● **STATED GOAL**: Carry none of the pictures over; write out the complete data exactly.

● **DATA IN THIS EXERCISE**:
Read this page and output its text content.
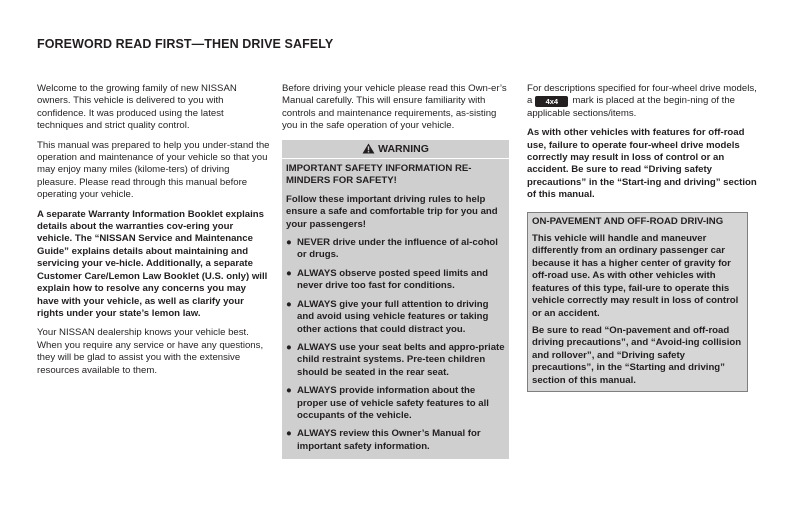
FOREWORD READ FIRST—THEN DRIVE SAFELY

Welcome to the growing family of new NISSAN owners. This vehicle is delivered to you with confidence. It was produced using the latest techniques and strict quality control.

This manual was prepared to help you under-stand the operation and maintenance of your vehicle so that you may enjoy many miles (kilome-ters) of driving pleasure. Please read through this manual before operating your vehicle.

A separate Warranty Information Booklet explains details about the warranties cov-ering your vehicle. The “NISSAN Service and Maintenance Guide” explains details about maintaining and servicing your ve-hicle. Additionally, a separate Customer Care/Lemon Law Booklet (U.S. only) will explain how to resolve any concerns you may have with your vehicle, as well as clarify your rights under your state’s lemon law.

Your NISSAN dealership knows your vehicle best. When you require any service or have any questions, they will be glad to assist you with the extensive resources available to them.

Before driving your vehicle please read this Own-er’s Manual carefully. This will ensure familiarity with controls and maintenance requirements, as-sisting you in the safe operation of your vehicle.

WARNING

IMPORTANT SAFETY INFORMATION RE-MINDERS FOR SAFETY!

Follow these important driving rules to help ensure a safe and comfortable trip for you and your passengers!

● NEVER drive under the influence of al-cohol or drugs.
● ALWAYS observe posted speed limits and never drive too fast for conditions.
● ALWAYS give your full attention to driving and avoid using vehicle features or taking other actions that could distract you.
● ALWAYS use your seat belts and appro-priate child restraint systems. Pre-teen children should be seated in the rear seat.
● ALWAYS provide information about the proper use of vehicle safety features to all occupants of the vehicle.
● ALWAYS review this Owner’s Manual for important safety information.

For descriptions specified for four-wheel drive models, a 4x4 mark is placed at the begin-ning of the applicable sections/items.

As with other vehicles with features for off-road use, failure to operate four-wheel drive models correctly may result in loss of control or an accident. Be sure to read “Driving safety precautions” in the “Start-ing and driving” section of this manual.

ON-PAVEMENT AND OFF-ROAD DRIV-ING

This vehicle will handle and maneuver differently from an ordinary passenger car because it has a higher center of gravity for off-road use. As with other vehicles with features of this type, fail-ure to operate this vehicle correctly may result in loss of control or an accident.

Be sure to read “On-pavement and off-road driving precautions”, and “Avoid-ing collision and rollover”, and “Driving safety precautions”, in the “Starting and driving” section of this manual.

● **OUTPUT FOR THIS EXERCISE**:
Read this page and output its text content.
FOREWORD READ FIRST—THEN DRIVE SAFELY

Welcome to the growing family of new NISSAN owners. This vehicle is delivered to you with confidence. It was produced using the latest techniques and strict quality control.

This manual was prepared to help you under-stand the operation and maintenance of your vehicle so that you may enjoy many miles (kilome-ters) of driving pleasure. Please read through this manual before operating your vehicle.

A separate Warranty Information Booklet explains details about the warranties cov-ering your vehicle. The “NISSAN Service and Maintenance Guide” explains details about maintaining and servicing your ve-hicle. Additionally, a separate Customer Care/Lemon Law Booklet (U.S. only) will explain how to resolve any concerns you may have with your vehicle, as well as clarify your rights under your state’s lemon law.

Your NISSAN dealership knows your vehicle best. When you require any service or have any questions, they will be glad to assist you with the extensive resources available to them.

Before driving your vehicle please read this Own-er’s Manual carefully. This will ensure familiarity with controls and maintenance requirements, as-sisting you in the safe operation of your vehicle.

WARNING

IMPORTANT SAFETY INFORMATION RE-MINDERS FOR SAFETY!

Follow these important driving rules to help ensure a safe and comfortable trip for you and your passengers!

● NEVER drive under the influence of al-cohol or drugs.
● ALWAYS observe posted speed limits and never drive too fast for conditions.
● ALWAYS give your full attention to driving and avoid using vehicle features or taking other actions that could distract you.
● ALWAYS use your seat belts and appro-priate child restraint systems. Pre-teen children should be seated in the rear seat.
● ALWAYS provide information about the proper use of vehicle safety features to all occupants of the vehicle.
● ALWAYS review this Owner’s Manual for important safety information.

For descriptions specified for four-wheel drive models, a 4x4 mark is placed at the begin-ning of the applicable sections/items.

As with other vehicles with features for off-road use, failure to operate four-wheel drive models correctly may result in loss of control or an accident. Be sure to read “Driving safety precautions” in the “Start-ing and driving” section of this manual.

ON-PAVEMENT AND OFF-ROAD DRIV-ING

This vehicle will handle and maneuver differently from an ordinary passenger car because it has a higher center of gravity for off-road use. As with other vehicles with features of this type, fail-ure to operate this vehicle correctly may result in loss of control or an accident.

Be sure to read “On-pavement and off-road driving precautions”, and “Avoid-ing collision and rollover”, and “Driving safety precautions”, in the “Starting and driving” section of this manual.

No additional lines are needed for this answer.